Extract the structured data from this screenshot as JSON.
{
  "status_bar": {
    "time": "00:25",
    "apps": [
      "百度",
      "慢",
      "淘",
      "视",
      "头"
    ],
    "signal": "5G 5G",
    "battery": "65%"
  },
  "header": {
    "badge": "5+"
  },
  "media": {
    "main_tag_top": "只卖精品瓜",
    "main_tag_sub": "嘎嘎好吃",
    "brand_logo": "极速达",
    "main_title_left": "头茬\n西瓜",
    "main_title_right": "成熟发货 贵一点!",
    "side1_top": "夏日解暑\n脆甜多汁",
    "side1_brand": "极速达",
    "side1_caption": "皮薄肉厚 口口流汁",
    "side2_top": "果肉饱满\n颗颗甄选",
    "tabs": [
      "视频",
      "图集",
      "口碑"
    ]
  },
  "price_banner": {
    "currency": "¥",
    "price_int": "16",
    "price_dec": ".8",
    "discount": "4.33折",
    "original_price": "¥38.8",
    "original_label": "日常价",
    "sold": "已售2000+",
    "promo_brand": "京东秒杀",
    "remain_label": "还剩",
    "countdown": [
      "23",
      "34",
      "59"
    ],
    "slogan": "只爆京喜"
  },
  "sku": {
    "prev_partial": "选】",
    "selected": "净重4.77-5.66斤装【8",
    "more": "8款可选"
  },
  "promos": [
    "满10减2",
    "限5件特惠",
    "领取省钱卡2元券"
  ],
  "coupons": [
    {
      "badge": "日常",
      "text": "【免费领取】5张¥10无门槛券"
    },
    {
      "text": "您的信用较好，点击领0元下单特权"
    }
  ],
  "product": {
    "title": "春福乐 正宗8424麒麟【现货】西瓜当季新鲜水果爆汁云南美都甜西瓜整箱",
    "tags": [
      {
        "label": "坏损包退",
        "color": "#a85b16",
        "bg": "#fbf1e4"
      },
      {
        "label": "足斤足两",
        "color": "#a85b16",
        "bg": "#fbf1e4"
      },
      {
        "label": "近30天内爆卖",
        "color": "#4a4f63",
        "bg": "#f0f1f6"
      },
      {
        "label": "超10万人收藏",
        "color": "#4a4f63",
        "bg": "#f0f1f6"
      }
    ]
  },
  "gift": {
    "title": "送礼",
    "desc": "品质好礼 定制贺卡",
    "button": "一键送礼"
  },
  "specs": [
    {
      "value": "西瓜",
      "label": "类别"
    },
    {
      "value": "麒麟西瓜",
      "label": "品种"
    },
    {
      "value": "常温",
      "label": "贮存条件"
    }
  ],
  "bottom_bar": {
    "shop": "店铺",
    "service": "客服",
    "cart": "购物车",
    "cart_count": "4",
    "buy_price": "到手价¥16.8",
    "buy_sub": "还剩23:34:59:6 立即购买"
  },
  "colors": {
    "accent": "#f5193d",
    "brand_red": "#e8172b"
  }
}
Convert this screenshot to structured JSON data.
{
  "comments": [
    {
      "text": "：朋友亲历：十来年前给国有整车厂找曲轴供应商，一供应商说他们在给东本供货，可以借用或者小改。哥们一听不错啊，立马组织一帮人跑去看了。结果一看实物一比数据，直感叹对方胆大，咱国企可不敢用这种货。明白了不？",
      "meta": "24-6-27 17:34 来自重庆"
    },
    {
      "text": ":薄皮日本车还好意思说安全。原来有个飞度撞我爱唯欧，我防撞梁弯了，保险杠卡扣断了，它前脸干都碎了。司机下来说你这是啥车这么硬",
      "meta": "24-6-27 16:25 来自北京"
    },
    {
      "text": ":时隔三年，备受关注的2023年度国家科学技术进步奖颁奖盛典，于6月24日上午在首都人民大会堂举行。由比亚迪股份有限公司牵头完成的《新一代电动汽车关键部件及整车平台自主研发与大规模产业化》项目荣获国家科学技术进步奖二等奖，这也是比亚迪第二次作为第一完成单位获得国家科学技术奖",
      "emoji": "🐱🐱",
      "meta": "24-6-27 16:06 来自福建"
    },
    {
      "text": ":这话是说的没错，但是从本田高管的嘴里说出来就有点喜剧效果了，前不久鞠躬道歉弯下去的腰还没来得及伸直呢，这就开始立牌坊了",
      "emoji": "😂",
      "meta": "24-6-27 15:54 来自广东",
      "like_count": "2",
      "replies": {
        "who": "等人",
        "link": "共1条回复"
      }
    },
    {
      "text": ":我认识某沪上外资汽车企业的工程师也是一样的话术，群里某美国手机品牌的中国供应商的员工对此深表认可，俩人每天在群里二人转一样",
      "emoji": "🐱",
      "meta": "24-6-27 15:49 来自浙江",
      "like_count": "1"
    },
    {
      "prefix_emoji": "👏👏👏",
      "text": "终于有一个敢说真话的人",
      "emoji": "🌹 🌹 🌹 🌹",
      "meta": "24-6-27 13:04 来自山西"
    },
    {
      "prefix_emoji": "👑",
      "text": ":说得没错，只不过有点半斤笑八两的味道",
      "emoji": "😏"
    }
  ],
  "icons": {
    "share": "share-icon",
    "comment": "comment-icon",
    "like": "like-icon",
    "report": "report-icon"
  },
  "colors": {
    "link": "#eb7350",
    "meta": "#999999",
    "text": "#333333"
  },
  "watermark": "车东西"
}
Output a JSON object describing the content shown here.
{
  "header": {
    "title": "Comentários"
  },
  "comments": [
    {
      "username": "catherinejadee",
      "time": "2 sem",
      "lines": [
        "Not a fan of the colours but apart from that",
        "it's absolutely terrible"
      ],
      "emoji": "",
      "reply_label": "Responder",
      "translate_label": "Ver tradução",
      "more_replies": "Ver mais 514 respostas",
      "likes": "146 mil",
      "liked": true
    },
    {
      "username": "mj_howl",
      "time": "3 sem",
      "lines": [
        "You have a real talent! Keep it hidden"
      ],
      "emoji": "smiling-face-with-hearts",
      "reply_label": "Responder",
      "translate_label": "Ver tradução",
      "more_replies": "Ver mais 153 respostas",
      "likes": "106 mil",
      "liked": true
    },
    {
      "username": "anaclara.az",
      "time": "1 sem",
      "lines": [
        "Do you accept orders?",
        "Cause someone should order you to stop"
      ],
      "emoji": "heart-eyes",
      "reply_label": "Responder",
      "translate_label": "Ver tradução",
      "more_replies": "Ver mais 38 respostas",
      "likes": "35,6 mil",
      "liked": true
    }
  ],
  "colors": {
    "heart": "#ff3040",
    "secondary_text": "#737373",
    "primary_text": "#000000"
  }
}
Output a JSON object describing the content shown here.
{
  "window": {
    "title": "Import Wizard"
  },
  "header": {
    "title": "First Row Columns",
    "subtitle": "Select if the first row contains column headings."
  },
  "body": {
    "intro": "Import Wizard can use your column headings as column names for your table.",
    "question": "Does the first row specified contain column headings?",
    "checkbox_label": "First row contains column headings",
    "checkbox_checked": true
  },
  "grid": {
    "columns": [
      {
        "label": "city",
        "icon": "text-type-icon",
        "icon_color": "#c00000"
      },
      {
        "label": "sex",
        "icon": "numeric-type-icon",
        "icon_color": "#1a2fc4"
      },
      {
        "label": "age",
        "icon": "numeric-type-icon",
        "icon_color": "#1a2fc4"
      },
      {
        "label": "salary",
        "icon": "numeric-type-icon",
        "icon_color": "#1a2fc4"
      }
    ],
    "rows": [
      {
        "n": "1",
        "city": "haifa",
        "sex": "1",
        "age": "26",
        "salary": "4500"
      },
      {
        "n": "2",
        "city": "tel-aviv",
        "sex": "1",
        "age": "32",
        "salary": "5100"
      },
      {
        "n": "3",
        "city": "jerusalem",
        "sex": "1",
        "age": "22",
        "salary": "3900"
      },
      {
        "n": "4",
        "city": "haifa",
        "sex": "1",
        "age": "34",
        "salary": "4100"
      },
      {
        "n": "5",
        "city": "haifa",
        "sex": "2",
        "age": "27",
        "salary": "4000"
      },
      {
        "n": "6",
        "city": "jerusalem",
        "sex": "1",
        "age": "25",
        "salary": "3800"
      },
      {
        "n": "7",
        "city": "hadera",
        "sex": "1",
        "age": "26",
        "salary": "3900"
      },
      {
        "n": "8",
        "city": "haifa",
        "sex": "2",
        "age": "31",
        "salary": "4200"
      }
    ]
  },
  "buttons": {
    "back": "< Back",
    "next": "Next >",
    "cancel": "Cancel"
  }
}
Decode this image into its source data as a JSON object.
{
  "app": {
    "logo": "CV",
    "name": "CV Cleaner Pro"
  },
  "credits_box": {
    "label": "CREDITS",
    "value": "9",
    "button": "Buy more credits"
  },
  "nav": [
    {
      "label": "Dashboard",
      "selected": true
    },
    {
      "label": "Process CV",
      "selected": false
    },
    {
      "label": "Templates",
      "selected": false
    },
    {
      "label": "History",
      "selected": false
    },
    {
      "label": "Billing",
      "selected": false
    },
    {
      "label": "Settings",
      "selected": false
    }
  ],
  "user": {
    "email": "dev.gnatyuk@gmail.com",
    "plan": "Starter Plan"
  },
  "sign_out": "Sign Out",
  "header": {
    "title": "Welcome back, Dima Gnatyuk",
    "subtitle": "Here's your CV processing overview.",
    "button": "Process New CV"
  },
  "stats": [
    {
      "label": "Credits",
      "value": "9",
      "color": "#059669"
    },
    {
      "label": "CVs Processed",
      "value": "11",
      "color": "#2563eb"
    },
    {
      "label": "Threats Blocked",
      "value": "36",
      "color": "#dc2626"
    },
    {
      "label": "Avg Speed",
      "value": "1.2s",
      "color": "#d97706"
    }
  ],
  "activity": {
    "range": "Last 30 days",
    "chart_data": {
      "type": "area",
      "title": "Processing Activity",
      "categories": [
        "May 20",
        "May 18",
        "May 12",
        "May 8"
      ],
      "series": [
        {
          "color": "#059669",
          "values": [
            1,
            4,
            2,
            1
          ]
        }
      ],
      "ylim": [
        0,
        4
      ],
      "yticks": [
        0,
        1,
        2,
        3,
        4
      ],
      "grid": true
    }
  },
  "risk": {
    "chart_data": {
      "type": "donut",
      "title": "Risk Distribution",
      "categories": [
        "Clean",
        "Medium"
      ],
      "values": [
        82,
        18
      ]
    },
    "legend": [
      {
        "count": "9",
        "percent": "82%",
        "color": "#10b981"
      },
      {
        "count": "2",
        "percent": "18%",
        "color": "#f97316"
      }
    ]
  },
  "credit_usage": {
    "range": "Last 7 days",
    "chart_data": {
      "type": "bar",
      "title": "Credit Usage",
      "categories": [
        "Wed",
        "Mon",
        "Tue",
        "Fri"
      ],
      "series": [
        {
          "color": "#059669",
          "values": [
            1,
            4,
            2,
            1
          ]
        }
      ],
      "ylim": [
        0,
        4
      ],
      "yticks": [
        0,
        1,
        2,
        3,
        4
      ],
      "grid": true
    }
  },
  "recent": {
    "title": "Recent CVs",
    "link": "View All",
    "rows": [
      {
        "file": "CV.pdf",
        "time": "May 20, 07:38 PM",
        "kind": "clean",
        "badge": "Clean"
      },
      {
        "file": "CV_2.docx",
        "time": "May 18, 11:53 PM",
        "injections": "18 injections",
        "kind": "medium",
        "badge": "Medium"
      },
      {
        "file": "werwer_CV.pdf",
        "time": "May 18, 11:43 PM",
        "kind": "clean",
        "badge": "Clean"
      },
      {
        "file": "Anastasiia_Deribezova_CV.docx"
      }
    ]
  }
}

#### WRITTEN PROBLEM:
Return every line holding the word "this" from the records.

#### SOLUTION BELOW:
Extract the structured data from this screenshot as JSON.
Convert this screenshot to structured JSON data.
Decode this image into its source data as a JSON object.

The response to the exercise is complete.